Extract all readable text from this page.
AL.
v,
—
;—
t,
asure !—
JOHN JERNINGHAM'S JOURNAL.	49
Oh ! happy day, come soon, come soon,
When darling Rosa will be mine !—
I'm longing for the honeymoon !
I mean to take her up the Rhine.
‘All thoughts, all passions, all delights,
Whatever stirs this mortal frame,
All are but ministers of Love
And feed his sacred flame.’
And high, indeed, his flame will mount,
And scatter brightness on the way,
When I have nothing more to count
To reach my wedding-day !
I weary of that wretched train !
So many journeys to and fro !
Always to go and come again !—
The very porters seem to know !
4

# # # # # # #

YOUR GOAL>
Print the material above once more, exactly.

SOLUTION FOR THIS TASK>
Extract all readable text from this page.
AL.
v,
—
;—
t,
asure !—
JOHN JERNINGHAM'S JOURNAL.	49
Oh ! happy day, come soon, come soon,
When darling Rosa will be mine !—
I'm longing for the honeymoon !
I mean to take her up the Rhine.
‘All thoughts, all passions, all delights,
Whatever stirs this mortal frame,
All are but ministers of Love
And feed his sacred flame.’
And high, indeed, his flame will mount,
And scatter brightness on the way,
When I have nothing more to count
To reach my wedding-day !
I weary of that wretched train !
So many journeys to and fro !
Always to go and come again !—
The very porters seem to know !
4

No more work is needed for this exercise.